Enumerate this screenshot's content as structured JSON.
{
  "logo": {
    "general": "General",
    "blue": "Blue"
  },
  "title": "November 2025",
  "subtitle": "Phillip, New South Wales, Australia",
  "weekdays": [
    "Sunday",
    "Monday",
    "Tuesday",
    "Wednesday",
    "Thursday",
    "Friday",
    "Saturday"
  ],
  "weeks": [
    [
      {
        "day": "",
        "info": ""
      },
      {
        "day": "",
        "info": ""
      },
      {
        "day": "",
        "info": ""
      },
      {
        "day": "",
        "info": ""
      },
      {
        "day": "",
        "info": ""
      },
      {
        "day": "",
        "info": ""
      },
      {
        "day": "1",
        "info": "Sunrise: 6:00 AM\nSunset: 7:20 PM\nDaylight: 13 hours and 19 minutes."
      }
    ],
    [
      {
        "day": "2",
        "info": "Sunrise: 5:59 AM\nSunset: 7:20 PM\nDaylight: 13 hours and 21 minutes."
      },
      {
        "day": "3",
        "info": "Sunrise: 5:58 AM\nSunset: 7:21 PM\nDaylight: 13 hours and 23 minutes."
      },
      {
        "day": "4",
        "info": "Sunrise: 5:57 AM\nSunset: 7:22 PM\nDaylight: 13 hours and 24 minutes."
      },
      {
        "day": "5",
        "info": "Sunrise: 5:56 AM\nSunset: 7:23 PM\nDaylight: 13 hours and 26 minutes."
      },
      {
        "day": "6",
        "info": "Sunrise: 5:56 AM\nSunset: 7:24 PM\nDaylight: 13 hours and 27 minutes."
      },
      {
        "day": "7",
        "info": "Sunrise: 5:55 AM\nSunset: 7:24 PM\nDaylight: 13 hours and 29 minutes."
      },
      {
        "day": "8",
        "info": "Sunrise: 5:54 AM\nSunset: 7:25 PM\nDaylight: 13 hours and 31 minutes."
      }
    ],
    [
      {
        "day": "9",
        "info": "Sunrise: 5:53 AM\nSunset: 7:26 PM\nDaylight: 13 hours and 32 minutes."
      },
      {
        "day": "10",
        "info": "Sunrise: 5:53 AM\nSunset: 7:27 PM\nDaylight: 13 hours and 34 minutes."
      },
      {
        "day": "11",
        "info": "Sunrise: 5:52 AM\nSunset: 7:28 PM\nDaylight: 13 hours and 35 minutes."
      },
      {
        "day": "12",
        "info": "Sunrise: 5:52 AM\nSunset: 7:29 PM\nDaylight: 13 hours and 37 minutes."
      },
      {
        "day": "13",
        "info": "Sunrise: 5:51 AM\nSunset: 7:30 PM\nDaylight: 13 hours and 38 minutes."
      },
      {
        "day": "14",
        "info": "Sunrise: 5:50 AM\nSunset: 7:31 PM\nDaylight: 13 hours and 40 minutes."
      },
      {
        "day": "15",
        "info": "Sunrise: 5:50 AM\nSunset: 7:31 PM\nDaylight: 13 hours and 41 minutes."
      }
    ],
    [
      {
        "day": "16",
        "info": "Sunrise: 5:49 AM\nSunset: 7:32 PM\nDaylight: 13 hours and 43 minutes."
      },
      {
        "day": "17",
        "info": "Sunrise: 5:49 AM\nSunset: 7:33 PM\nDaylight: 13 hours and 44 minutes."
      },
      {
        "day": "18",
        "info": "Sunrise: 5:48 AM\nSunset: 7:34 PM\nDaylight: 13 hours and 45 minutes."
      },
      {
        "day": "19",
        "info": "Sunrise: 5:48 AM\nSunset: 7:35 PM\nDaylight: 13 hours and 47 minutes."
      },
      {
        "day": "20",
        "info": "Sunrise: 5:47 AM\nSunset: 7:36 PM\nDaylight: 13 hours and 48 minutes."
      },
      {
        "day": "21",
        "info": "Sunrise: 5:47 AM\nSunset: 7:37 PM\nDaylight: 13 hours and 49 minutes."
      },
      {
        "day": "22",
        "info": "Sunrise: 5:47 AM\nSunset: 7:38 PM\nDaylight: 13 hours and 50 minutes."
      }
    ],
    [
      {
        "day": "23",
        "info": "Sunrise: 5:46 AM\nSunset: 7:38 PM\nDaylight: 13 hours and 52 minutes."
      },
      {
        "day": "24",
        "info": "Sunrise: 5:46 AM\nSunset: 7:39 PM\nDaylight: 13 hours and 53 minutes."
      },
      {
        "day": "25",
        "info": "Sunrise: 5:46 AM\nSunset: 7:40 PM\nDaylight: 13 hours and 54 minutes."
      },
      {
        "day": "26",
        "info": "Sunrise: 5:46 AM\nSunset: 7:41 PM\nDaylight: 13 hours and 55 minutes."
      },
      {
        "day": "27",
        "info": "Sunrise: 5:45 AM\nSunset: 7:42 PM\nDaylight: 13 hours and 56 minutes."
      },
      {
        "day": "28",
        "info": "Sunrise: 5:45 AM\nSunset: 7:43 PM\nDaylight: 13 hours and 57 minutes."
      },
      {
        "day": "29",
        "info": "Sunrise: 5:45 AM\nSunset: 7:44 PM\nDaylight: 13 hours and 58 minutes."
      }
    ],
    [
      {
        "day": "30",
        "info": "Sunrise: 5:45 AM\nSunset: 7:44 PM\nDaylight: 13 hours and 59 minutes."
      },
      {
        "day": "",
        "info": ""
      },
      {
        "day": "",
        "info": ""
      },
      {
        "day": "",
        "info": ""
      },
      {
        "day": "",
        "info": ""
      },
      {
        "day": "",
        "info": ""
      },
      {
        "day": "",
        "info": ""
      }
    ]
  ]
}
--
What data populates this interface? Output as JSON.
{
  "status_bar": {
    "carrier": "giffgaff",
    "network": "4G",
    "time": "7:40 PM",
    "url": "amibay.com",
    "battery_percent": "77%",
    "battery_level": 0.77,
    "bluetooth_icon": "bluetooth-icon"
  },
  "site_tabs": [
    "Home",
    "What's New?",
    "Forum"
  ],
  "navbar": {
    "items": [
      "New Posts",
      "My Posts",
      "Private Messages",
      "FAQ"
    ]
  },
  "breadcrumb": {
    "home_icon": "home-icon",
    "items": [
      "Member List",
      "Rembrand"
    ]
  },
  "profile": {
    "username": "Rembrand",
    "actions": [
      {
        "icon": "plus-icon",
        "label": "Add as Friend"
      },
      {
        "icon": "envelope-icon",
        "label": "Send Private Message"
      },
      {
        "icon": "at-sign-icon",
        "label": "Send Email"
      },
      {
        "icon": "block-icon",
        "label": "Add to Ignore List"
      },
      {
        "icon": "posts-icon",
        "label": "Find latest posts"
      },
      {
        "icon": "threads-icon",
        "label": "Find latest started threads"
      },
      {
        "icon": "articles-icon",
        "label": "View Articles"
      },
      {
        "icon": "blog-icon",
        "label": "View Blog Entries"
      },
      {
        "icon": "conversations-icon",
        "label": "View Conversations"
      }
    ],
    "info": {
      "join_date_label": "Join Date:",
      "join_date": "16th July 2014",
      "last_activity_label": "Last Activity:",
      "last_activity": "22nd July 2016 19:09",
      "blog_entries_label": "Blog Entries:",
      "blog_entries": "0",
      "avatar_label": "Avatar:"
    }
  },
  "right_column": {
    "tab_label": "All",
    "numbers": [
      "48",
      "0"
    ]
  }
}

## Objective:
Check every line of the listing for the string "Find" and report how many lines have it, as a number alone.

## Solution for this task:
2